TO DO -
Return each line containing the string "brand".

(Collection entries)
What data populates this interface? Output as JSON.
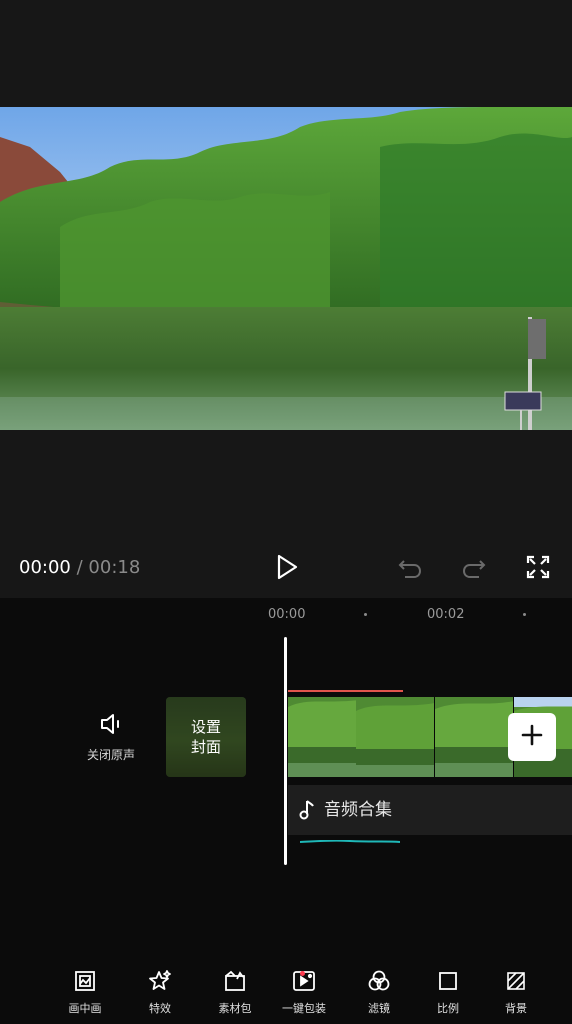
{
  "player": {
    "current_time": "00:00",
    "separator": "/",
    "total_time": "00:18"
  },
  "timeline": {
    "ruler": [
      "00:00",
      "00:02"
    ],
    "mute_label": "关闭原声",
    "cover_label_line1": "设置",
    "cover_label_line2": "封面",
    "audio_label": "音频合集"
  },
  "toolbar": {
    "items": [
      {
        "label": "画中画",
        "icon": "picture-in-picture-icon"
      },
      {
        "label": "特效",
        "icon": "effects-star-icon"
      },
      {
        "label": "素材包",
        "icon": "material-pack-icon"
      },
      {
        "label": "一键包装",
        "icon": "one-click-package-icon"
      },
      {
        "label": "滤镜",
        "icon": "filter-icon"
      },
      {
        "label": "比例",
        "icon": "ratio-icon"
      },
      {
        "label": "背景",
        "icon": "background-icon"
      }
    ]
  },
  "colors": {
    "accent_red": "#e0554d",
    "audio_wave": "#1fb8b8"
  }
}
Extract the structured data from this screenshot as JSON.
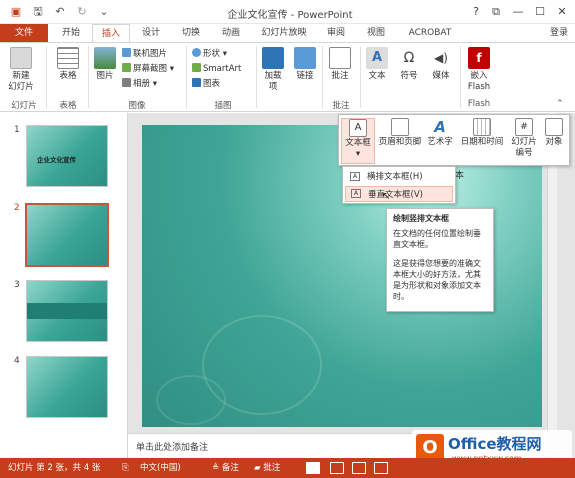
{
  "titlebar": {
    "title": "企业文化宣传 - PowerPoint",
    "help": "?",
    "restore": "⧉",
    "minimize": "—",
    "maximize": "☐",
    "close": "✕",
    "login": "登录"
  },
  "tabs": [
    "文件",
    "开始",
    "插入",
    "设计",
    "切换",
    "动画",
    "幻灯片放映",
    "审阅",
    "视图",
    "ACROBAT"
  ],
  "ribbon": {
    "new_slide": "新建\n幻灯片",
    "table": "表格",
    "picture": "图片",
    "online_picture": "联机图片",
    "screenshot": "屏幕截图",
    "album": "相册",
    "shapes": "形状",
    "smartart": "SmartArt",
    "chart": "图表",
    "addins": "加载\n项",
    "links": "链接",
    "comment": "批注",
    "text": "文本",
    "symbol": "符号",
    "media": "媒体",
    "flash": "嵌入\nFlash",
    "groups": {
      "slides": "幻灯片",
      "tables": "表格",
      "images": "图像",
      "illustrations": "插图",
      "comments": "批注",
      "flash": "Flash"
    }
  },
  "slides": [
    {
      "num": "1",
      "title": "企业文化宣传"
    },
    {
      "num": "2"
    },
    {
      "num": "3"
    },
    {
      "num": "4"
    }
  ],
  "notes_placeholder": "单击此处添加备注",
  "gallery": {
    "textbox": "文本框",
    "header_footer": "页眉和页脚",
    "wordart": "艺术字",
    "datetime": "日期和时间",
    "slide_number": "幻灯片\n编号",
    "object": "对象",
    "text_label": "文本"
  },
  "submenu": {
    "horizontal": "横排文本框(H)",
    "vertical": "垂直文本框(V)"
  },
  "tooltip": {
    "title": "绘制竖排文本框",
    "line1": "在文档的任何位置绘制垂直文本框。",
    "line2": "这是获得您想要的准确文本框大小的好方法，尤其是为形状和对象添加文本时。"
  },
  "status": {
    "slide_info": "幻灯片 第 2 张，共 4 张",
    "language": "中文(中国)",
    "notes": "备注",
    "comments": "批注"
  },
  "watermark": {
    "brand": "Office教程网",
    "url": "www.pptxxw.com"
  },
  "colors": {
    "accent": "#c43e1c",
    "teal": "#3aa596"
  }
}
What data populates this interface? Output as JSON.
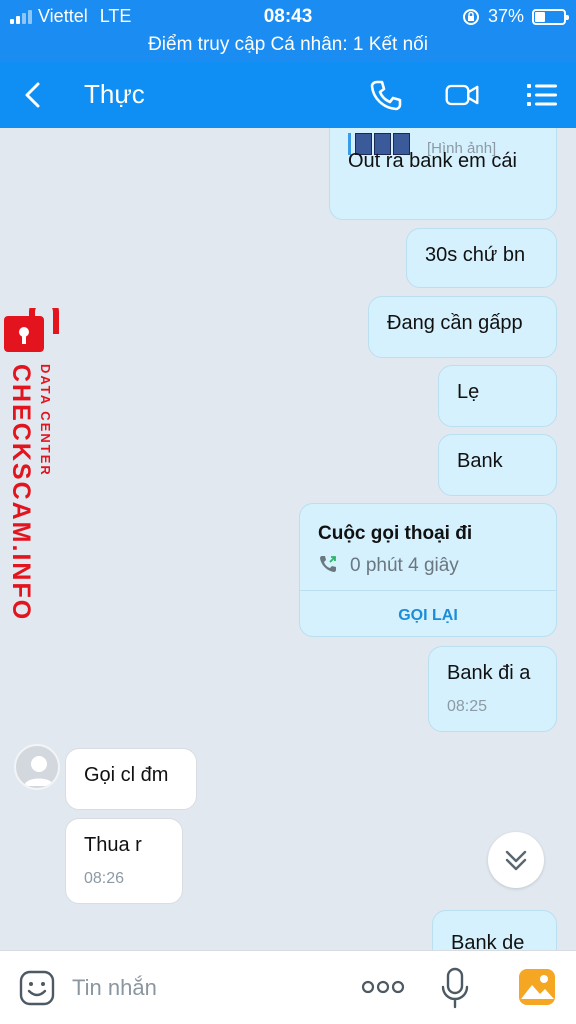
{
  "status_bar": {
    "carrier": "Viettel",
    "network": "LTE",
    "time": "08:43",
    "battery": "37%",
    "battery_level": 0.37
  },
  "hotspot_banner": "Điểm truy cập Cá nhân: 1 Kết nối",
  "header": {
    "title": "Thực"
  },
  "image_message": {
    "caption": "[Hình ảnh]",
    "text": "Out ra bank em cái"
  },
  "outgoing_messages": [
    "30s chứ bn",
    "Đang cần gấpp",
    "Lẹ",
    "Bank"
  ],
  "call_card": {
    "title": "Cuộc gọi thoại đi",
    "duration": "0 phút 4 giây",
    "action": "GỌI LẠI"
  },
  "bank_message": {
    "text": "Bank đi a",
    "time": "08:25"
  },
  "incoming_messages": [
    {
      "text": "Gọi cl đm"
    },
    {
      "text": "Thua r",
      "time": "08:26"
    }
  ],
  "last_message": {
    "text": "Bank de"
  },
  "watermark": {
    "brand": "CHECKSCAM.INFO",
    "subtitle": "DATA CENTER"
  },
  "input_bar": {
    "placeholder": "Tin nhắn"
  },
  "colors": {
    "accent": "#0f8ff3",
    "out_bubble": "#d5f1fd",
    "watermark": "#e3141e",
    "call_green": "#2cb566"
  }
}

RESULT OF THE EXERCISE -
    "brand": "Office教程网",
    "brand": "CHECKSCAM.INFO",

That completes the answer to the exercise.